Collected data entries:
━━━━━━

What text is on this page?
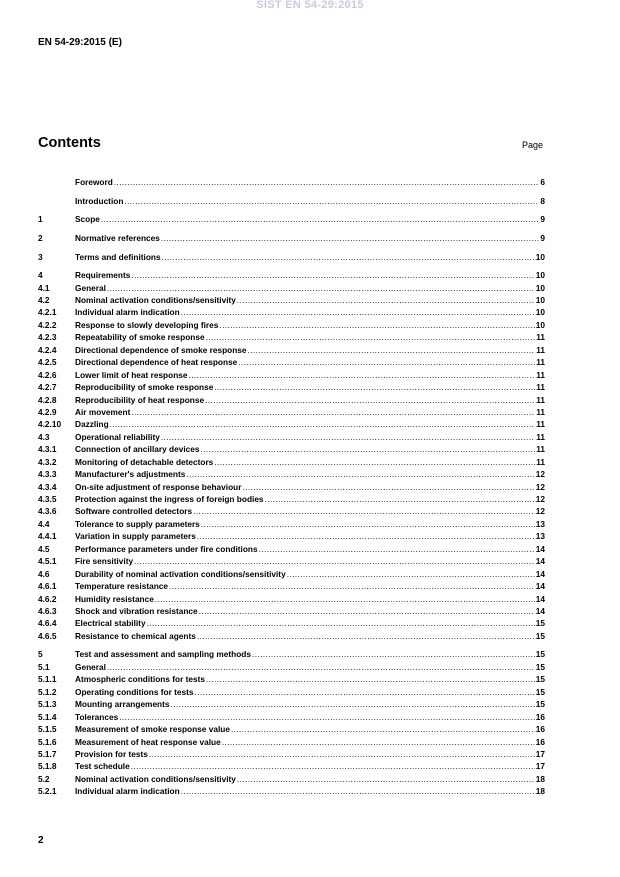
SIST EN 54-29:2015
EN 54-29:2015 (E)
Contents	Page
Foreword .....	6
Introduction .....	8
1	Scope .....	9
2	Normative references .....	9
3	Terms and definitions .....	10
4	Requirements .....	10
4.1	General .....	10
4.2	Nominal activation conditions/sensitivity .....	10
4.2.1	Individual alarm indication .....	10
4.2.2	Response to slowly developing fires .....	10
4.2.3	Repeatability of smoke response .....	11
4.2.4	Directional dependence of smoke response .....	11
4.2.5	Directional dependence of heat response .....	11
4.2.6	Lower limit of heat response .....	11
4.2.7	Reproducibility of smoke response .....	11
4.2.8	Reproducibility of heat response .....	11
4.2.9	Air movement .....	11
4.2.10	Dazzling .....	11
4.3	Operational reliability .....	11
4.3.1	Connection of ancillary devices .....	11
4.3.2	Monitoring of detachable detectors .....	11
4.3.3	Manufacturer's adjustments .....	12
4.3.4	On-site adjustment of response behaviour .....	12
4.3.5	Protection against the ingress of foreign bodies .....	12
4.3.6	Software controlled detectors .....	12
4.4	Tolerance to supply parameters .....	13
4.4.1	Variation in supply parameters .....	13
4.5	Performance parameters under fire conditions .....	14
4.5.1	Fire sensitivity .....	14
4.6	Durability of nominal activation conditions/sensitivity .....	14
4.6.1	Temperature resistance .....	14
4.6.2	Humidity resistance .....	14
4.6.3	Shock and vibration resistance .....	14
4.6.4	Electrical stability .....	15
4.6.5	Resistance to chemical agents .....	15
5	Test and assessment and sampling methods .....	15
5.1	General .....	15
5.1.1	Atmospheric conditions for tests .....	15
5.1.2	Operating conditions for tests .....	15
5.1.3	Mounting arrangements .....	15
5.1.4	Tolerances .....	16
5.1.5	Measurement of smoke response value .....	16
5.1.6	Measurement of heat response value .....	16
5.1.7	Provision for tests .....	17
5.1.8	Test schedule .....	17
5.2	Nominal activation conditions/sensitivity .....	18
5.2.1	Individual alarm indication .....	18
2
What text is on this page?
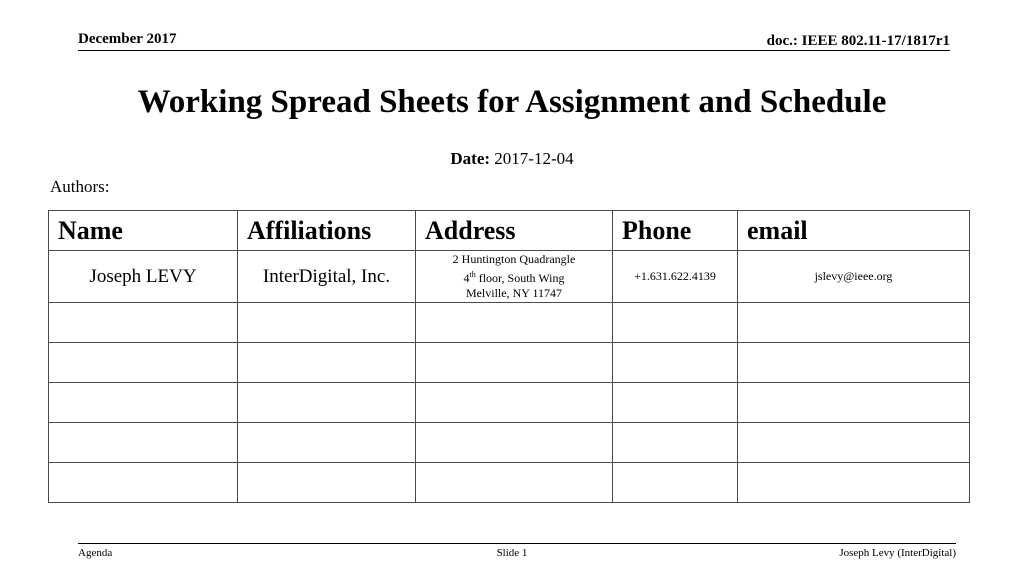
December 2017	doc.: IEEE 802.11-17/1817r1
Working Spread Sheets for Assignment and Schedule
Date: 2017-12-04
Authors:
Name	Affiliations	Address	Phone	email
Joseph LEVY	InterDigital, Inc.	2 Huntington Quadrangle
4th floor, South Wing
Melville, NY 11747	+1.631.622.4139	jslevy@ieee.org

Agenda	Slide 1	Joseph Levy (InterDigital)
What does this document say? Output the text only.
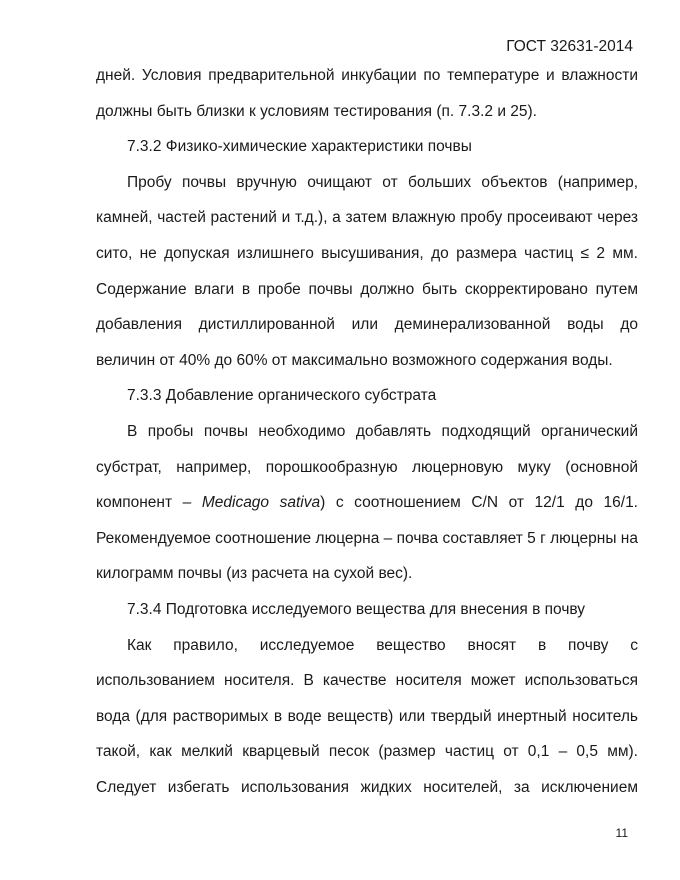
ГОСТ 32631-2014

дней. Условия предварительной инкубации по температуре и влажности должны быть близки к условиям тестирования (п. 7.3.2 и 25).

7.3.2 Физико-химические характеристики почвы

Пробу почвы вручную очищают от больших объектов (например, камней, частей растений и т.д.), а затем влажную пробу просеивают через сито, не допуская излишнего высушивания, до размера частиц ≤ 2 мм. Содержание влаги в пробе почвы должно быть скорректировано путем добавления дистиллированной или деминерализованной воды до величин от 40% до 60% от максимально возможного содержания воды.

7.3.3 Добавление органического субстрата

В пробы почвы необходимо добавлять подходящий органический субстрат, например, порошкообразную люцерновую муку (основной компонент – Medicago sativa) с соотношением C/N от 12/1 до 16/1. Рекомендуемое соотношение люцерна – почва составляет 5 г люцерны на килограмм почвы (из расчета на сухой вес).

7.3.4 Подготовка исследуемого вещества для внесения в почву

Как правило, исследуемое вещество вносят в почву с использованием носителя. В качестве носителя может использоваться вода (для растворимых в воде веществ) или твердый инертный носитель такой, как мелкий кварцевый песок (размер частиц от 0,1 – 0,5 мм). Следует избегать использования жидких носителей, за исключением

11
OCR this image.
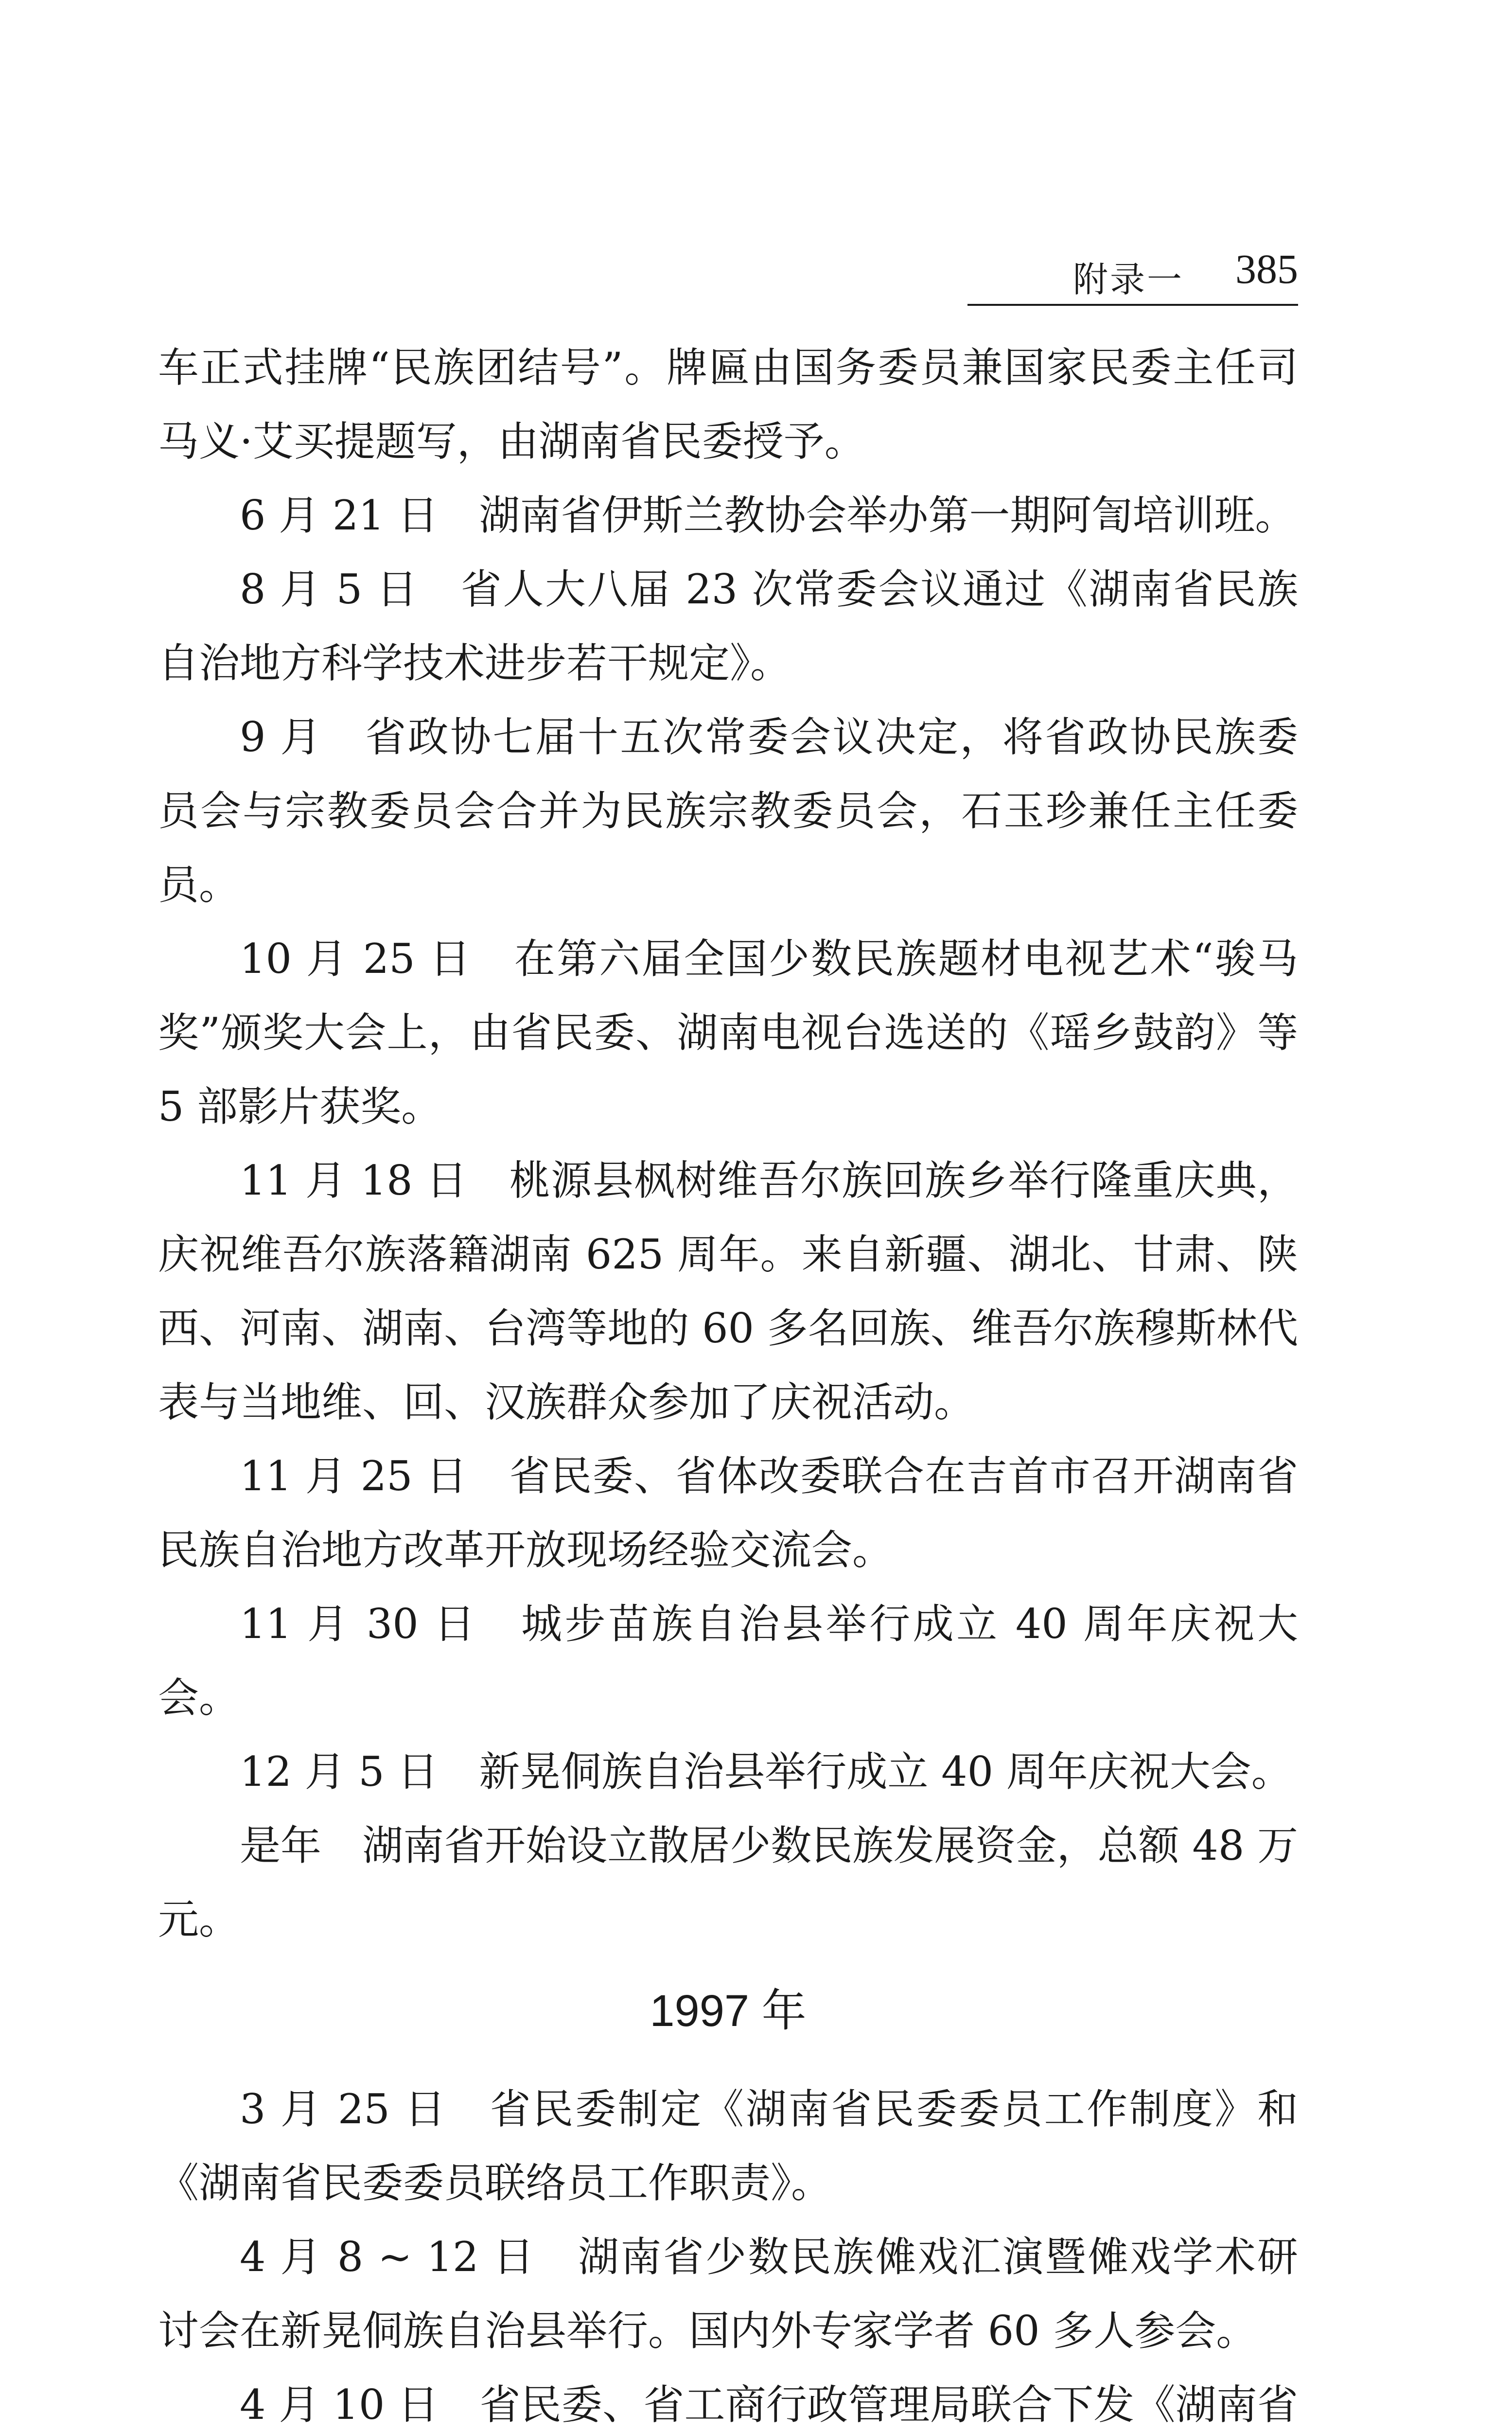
附录一 385

车正式挂牌“民族团结号”。牌匾由国务委员兼国家民委主任司马义·艾买提题写，由湖南省民委授予。

6 月 21 日　湖南省伊斯兰教协会举办第一期阿訇培训班。

8 月 5 日　省人大八届 23 次常委会议通过《湖南省民族自治地方科学技术进步若干规定》。

9 月　省政协七届十五次常委会议决定，将省政协民族委员会与宗教委员会合并为民族宗教委员会，石玉珍兼任主任委员。

10 月 25 日　在第六届全国少数民族题材电视艺术“骏马奖”颁奖大会上，由省民委、湖南电视台选送的《瑶乡鼓韵》等 5 部影片获奖。

11 月 18 日　桃源县枫树维吾尔族回族乡举行隆重庆典，庆祝维吾尔族落籍湖南 625 周年。来自新疆、湖北、甘肃、陕西、河南、湖南、台湾等地的 60 多名回族、维吾尔族穆斯林代表与当地维、回、汉族群众参加了庆祝活动。

11 月 25 日　省民委、省体改委联合在吉首市召开湖南省民族自治地方改革开放现场经验交流会。

11 月 30 日　城步苗族自治县举行成立 40 周年庆祝大会。

12 月 5 日　新晃侗族自治县举行成立 40 周年庆祝大会。

是年　湖南省开始设立散居少数民族发展资金，总额 48 万元。

1997 年

3 月 25 日　省民委制定《湖南省民委委员工作制度》和《湖南省民委委员联络员工作职责》。

4 月 8 ~ 12 日　湖南省少数民族傩戏汇演暨傩戏学术研讨会在新晃侗族自治县举行。国内外专家学者 60 多人参会。

4 月 10 日　省民委、省工商行政管理局联合下发《湖南省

━━━━━━

> EXERCISE DESCRIPTION
From the listing above, copy out each line where the word "parameters" appears.

> RESPONSE TO THE EXERCISE
4.4	Tolerance to supply parameters .....	13
4.4.1	Variation in supply parameters .....	13
4.5	Performance parameters under fire conditions .....	14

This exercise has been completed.